> Dataset records on visual material
↓↓↓
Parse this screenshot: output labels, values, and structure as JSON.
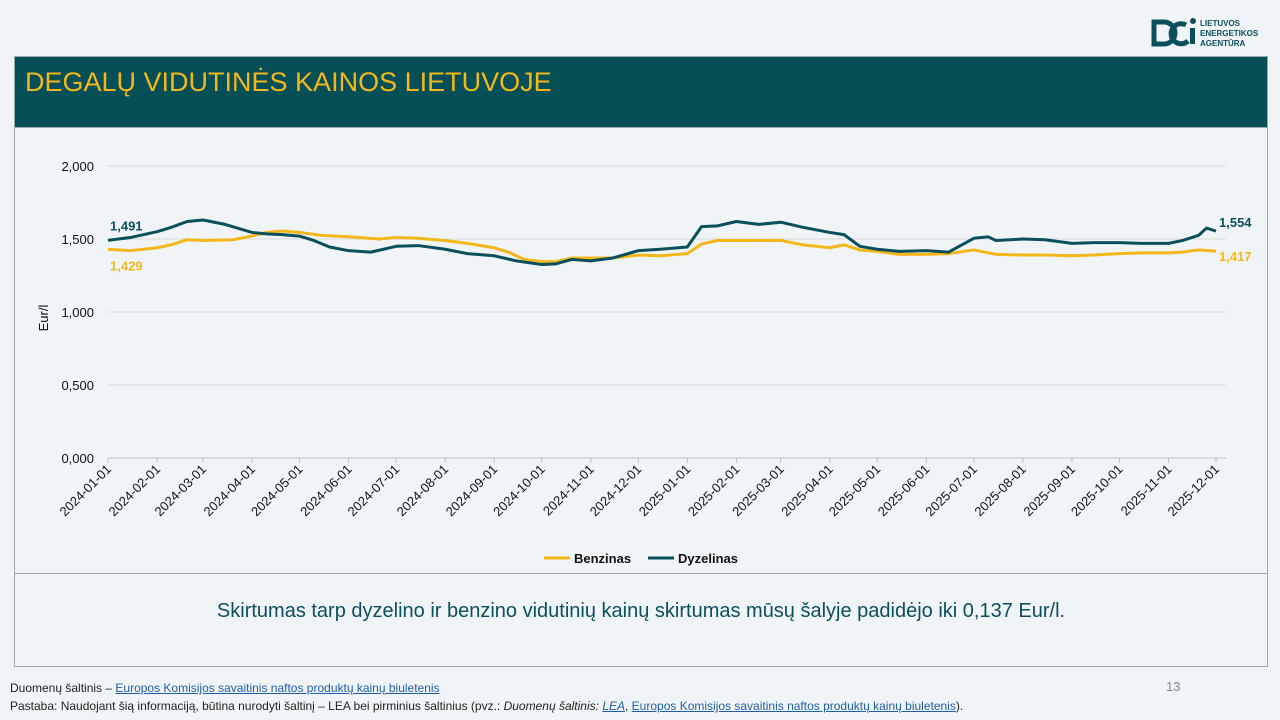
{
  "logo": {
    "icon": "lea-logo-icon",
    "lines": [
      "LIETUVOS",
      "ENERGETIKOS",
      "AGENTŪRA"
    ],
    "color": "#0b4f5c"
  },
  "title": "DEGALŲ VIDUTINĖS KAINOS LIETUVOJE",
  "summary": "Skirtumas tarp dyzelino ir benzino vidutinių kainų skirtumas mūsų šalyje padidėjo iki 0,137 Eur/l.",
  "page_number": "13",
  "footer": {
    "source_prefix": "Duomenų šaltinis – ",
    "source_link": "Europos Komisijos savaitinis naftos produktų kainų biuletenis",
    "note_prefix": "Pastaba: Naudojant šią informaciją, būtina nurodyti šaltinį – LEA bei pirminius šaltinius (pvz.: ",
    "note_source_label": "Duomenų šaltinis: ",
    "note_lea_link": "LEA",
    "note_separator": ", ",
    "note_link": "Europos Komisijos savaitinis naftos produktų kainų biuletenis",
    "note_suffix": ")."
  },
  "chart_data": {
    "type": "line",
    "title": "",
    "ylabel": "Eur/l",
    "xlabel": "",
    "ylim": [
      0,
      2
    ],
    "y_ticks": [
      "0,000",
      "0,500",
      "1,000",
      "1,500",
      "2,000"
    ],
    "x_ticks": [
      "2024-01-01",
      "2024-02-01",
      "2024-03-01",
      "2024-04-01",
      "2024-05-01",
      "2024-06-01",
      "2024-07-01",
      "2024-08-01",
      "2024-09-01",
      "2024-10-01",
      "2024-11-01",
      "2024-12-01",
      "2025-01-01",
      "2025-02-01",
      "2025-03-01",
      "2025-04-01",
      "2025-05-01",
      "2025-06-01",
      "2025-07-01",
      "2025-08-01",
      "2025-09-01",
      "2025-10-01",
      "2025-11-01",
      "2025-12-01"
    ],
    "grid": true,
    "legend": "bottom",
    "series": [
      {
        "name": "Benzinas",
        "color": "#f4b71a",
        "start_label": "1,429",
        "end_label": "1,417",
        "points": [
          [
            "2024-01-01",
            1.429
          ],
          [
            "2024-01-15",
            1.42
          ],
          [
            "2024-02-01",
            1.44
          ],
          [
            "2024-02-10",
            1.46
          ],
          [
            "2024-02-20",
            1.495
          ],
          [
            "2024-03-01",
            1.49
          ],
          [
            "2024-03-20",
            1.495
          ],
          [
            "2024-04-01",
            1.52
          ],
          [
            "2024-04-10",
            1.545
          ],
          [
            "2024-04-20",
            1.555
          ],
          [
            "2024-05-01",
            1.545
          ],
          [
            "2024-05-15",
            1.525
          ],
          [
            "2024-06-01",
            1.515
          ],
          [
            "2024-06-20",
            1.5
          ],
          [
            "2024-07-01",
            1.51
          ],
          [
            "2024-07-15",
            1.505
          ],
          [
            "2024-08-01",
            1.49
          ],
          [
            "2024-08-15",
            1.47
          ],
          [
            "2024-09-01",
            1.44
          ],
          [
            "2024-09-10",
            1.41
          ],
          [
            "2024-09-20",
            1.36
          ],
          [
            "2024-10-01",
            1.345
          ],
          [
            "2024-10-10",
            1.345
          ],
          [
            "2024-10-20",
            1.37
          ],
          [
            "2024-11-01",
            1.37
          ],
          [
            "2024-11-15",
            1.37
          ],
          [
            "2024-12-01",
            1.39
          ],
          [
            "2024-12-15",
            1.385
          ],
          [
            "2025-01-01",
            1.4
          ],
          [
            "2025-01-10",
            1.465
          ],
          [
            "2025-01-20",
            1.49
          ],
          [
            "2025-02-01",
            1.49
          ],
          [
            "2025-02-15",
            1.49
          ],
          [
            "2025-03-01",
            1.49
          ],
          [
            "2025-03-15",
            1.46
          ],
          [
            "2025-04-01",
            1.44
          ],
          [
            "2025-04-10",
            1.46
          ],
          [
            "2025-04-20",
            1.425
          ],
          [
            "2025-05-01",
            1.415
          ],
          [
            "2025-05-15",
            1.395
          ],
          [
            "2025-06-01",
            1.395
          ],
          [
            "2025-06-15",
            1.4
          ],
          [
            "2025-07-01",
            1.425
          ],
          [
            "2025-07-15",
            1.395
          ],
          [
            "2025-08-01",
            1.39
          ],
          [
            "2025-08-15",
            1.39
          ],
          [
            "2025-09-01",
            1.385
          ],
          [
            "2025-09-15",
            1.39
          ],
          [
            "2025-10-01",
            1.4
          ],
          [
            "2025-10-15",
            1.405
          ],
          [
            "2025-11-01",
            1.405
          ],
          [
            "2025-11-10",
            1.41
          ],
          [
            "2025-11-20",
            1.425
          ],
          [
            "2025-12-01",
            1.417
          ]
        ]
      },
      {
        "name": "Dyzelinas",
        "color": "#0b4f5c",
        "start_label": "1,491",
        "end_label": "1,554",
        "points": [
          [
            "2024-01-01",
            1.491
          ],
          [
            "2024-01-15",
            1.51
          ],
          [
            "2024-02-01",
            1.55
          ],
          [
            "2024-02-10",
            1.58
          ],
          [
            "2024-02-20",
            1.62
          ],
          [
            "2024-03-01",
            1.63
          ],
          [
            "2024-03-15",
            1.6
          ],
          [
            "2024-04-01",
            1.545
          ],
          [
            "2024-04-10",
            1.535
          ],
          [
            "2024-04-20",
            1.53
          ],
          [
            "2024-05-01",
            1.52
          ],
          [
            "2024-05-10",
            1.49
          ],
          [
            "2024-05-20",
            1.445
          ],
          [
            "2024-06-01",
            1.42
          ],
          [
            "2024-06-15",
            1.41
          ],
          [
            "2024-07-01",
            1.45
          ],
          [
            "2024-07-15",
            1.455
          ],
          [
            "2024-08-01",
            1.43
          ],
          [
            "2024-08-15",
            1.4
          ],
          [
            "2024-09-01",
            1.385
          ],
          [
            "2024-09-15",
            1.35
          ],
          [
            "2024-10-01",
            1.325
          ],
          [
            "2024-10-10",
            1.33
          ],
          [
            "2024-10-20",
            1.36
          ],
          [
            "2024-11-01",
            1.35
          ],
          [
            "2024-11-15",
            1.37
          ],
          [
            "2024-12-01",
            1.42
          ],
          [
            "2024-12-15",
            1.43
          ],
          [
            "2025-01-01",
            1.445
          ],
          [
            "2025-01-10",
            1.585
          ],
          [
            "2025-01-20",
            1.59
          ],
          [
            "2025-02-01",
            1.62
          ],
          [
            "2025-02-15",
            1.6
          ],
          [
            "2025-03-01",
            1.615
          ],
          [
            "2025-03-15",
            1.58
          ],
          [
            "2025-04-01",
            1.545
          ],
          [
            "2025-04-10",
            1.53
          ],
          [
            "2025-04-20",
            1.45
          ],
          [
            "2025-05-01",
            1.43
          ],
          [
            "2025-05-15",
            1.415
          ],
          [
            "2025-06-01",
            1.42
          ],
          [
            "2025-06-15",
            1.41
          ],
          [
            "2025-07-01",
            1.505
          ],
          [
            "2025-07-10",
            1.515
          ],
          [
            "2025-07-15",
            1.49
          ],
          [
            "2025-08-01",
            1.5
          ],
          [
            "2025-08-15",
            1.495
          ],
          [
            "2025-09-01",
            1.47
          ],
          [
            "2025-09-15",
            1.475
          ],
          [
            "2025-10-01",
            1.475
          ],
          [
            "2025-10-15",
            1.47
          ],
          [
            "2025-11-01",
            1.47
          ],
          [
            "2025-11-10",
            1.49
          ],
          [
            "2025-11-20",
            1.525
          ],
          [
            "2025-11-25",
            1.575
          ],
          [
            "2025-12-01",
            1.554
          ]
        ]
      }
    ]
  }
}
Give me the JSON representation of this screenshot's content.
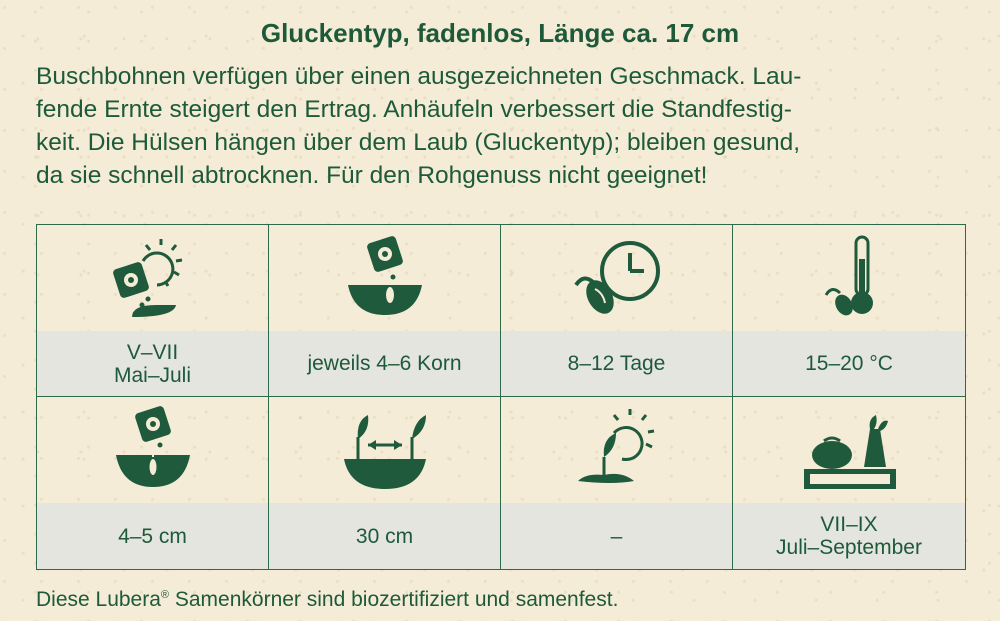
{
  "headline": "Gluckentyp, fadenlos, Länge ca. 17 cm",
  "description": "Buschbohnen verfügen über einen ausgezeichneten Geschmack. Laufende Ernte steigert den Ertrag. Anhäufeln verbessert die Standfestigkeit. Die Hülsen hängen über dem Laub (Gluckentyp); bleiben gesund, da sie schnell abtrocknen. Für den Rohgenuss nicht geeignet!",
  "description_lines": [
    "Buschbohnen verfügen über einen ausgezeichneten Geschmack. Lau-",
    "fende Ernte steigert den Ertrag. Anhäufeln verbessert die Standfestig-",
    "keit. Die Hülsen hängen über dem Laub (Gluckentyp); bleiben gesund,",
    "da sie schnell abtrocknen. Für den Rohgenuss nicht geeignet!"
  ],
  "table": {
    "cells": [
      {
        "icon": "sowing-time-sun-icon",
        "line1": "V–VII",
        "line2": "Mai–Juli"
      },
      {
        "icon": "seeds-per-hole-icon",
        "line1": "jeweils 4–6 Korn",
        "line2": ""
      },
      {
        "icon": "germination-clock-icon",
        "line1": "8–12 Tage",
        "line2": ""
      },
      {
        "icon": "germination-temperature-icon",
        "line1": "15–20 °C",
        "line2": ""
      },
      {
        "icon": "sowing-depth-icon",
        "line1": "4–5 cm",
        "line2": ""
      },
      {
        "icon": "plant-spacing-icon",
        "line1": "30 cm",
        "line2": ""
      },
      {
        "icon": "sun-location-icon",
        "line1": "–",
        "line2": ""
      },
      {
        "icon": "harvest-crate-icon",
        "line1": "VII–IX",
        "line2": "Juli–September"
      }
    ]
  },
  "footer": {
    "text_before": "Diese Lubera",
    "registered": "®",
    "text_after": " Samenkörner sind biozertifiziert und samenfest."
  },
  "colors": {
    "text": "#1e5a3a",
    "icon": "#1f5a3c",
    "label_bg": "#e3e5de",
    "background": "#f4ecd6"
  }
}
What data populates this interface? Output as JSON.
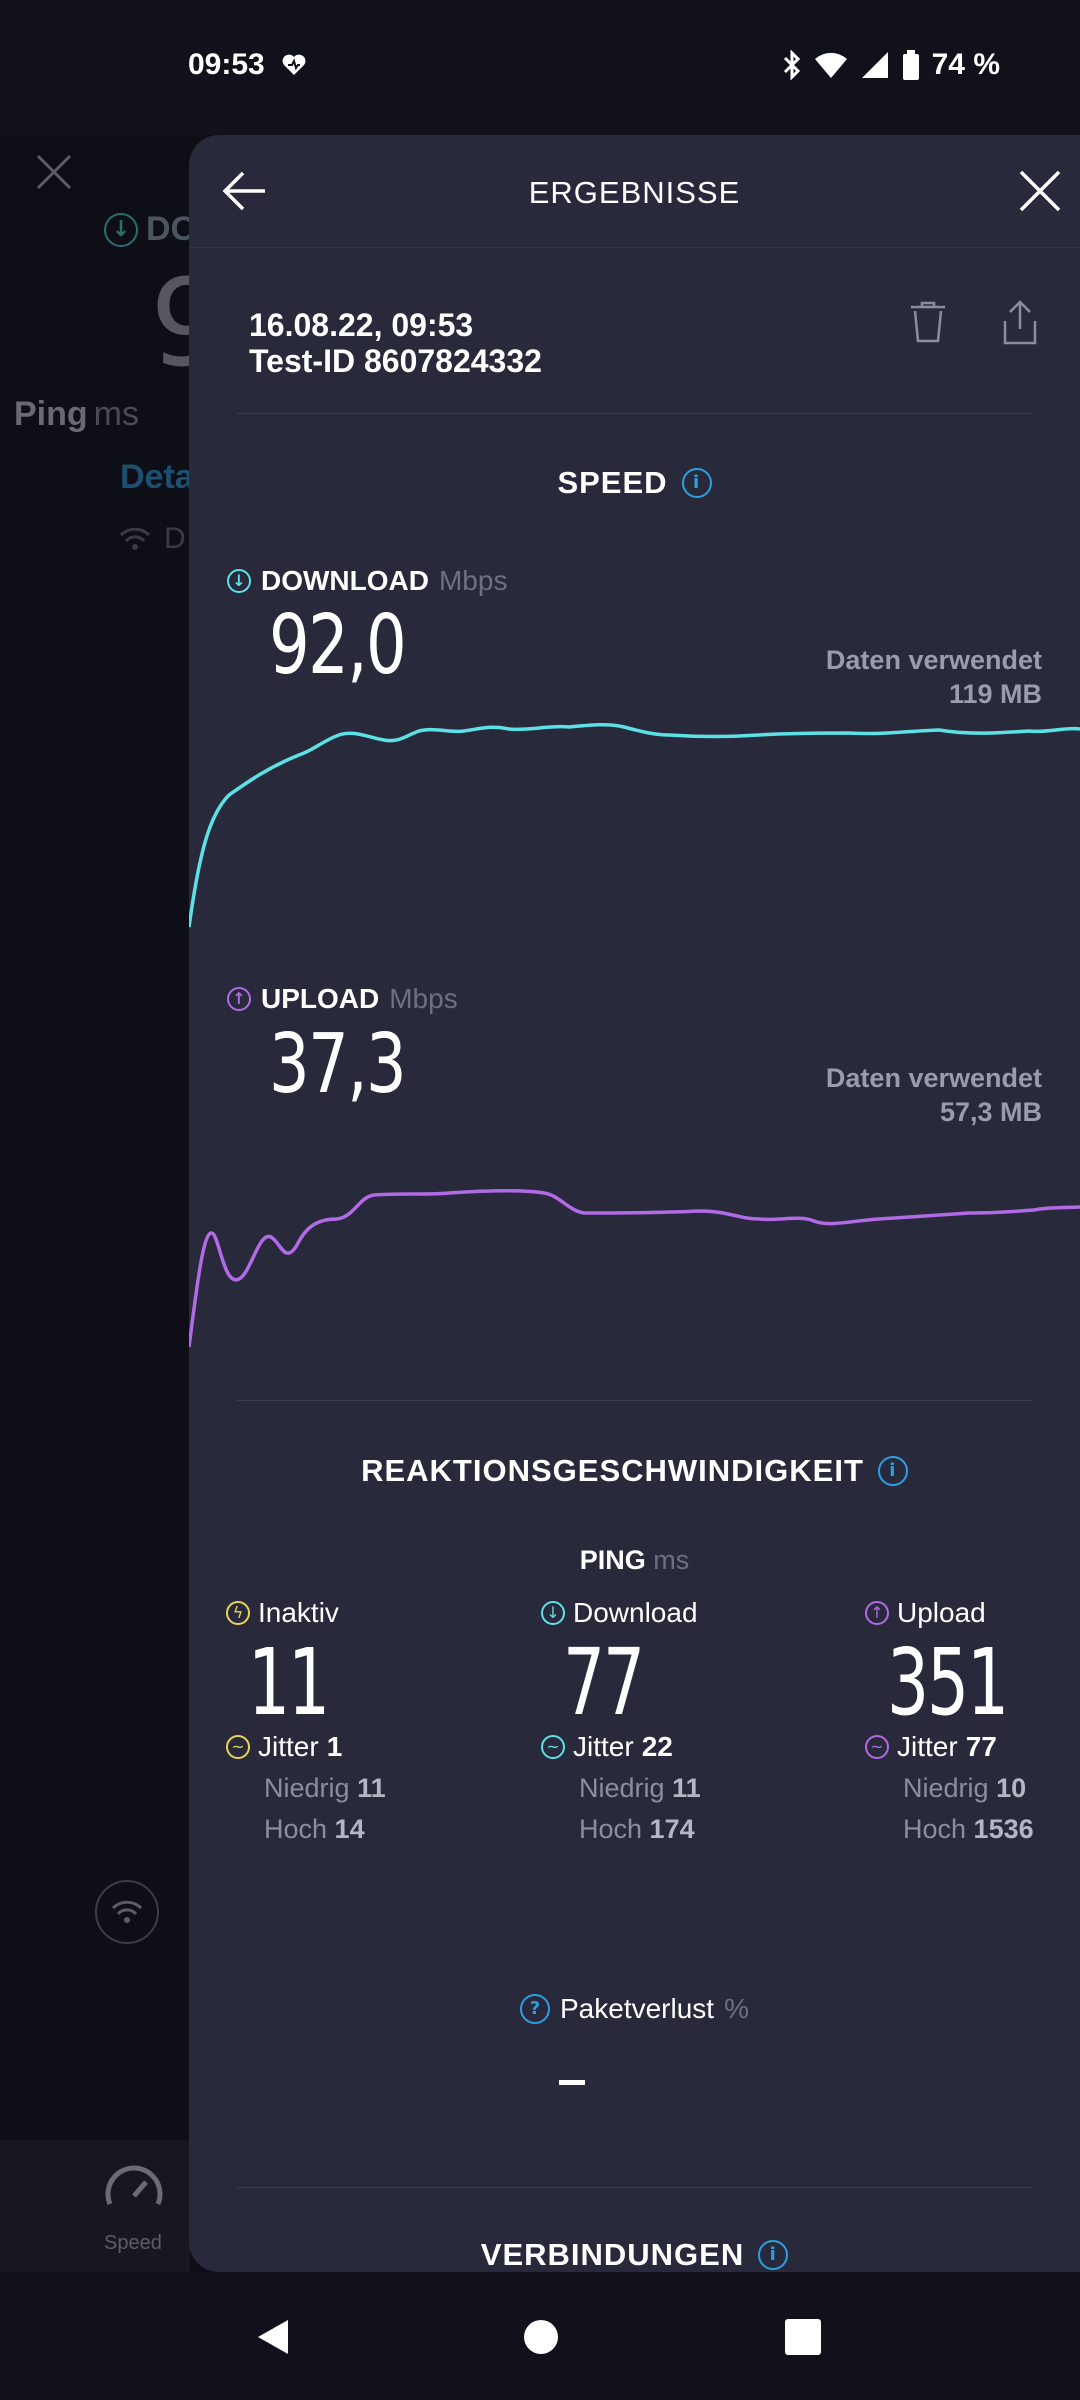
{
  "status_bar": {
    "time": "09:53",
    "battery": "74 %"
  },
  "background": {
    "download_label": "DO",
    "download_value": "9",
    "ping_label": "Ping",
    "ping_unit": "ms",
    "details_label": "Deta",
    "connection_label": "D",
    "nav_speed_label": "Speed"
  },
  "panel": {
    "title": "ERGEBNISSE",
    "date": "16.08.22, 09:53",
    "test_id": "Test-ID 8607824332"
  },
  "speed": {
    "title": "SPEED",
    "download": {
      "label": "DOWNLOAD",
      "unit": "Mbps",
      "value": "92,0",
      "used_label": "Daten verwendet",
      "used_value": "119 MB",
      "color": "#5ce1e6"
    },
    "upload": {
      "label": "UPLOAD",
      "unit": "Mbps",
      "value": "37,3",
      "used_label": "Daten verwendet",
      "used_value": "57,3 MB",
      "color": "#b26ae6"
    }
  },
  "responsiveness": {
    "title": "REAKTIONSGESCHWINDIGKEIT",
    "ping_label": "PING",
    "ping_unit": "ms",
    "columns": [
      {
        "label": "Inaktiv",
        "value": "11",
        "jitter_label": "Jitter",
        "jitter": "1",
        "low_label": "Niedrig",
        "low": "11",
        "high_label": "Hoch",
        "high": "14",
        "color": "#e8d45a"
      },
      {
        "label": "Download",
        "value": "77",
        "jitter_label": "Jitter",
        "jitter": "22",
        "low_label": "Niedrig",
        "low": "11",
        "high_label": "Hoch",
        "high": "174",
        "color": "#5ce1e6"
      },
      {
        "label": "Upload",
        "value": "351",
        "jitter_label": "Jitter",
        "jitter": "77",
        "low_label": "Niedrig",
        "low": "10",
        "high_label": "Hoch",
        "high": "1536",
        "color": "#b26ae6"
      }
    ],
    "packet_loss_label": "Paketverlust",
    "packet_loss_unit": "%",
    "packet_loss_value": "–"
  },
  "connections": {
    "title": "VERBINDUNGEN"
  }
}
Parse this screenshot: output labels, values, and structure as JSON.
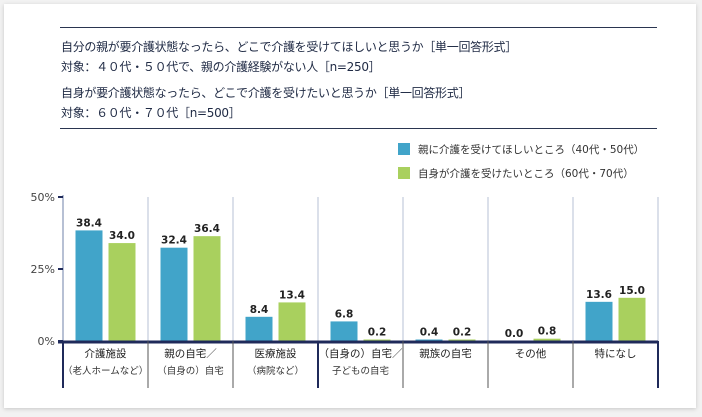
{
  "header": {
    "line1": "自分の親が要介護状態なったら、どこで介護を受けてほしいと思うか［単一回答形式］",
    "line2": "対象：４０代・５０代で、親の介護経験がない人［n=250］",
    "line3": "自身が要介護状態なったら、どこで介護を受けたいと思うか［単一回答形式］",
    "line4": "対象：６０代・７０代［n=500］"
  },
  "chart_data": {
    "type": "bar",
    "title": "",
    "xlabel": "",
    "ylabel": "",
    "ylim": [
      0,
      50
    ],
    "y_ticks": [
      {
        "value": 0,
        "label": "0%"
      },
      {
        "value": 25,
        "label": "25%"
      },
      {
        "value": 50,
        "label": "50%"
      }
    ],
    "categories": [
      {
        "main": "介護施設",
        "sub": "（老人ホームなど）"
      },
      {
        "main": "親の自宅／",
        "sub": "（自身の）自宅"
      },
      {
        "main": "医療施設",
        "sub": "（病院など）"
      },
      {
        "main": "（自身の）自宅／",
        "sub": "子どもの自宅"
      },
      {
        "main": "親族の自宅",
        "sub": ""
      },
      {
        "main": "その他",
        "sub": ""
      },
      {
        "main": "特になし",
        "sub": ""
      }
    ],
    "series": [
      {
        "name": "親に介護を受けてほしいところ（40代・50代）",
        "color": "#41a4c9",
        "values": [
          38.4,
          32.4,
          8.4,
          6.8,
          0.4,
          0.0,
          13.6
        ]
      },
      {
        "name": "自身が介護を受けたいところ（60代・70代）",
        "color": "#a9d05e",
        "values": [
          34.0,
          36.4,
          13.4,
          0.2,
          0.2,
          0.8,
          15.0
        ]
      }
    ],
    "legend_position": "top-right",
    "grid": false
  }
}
↑↑↑
> Aim
Look above for every line with the word "sowing" and copy it.

> Output below
        "icon": "sowing-time-sun-icon",
        "icon": "sowing-depth-icon",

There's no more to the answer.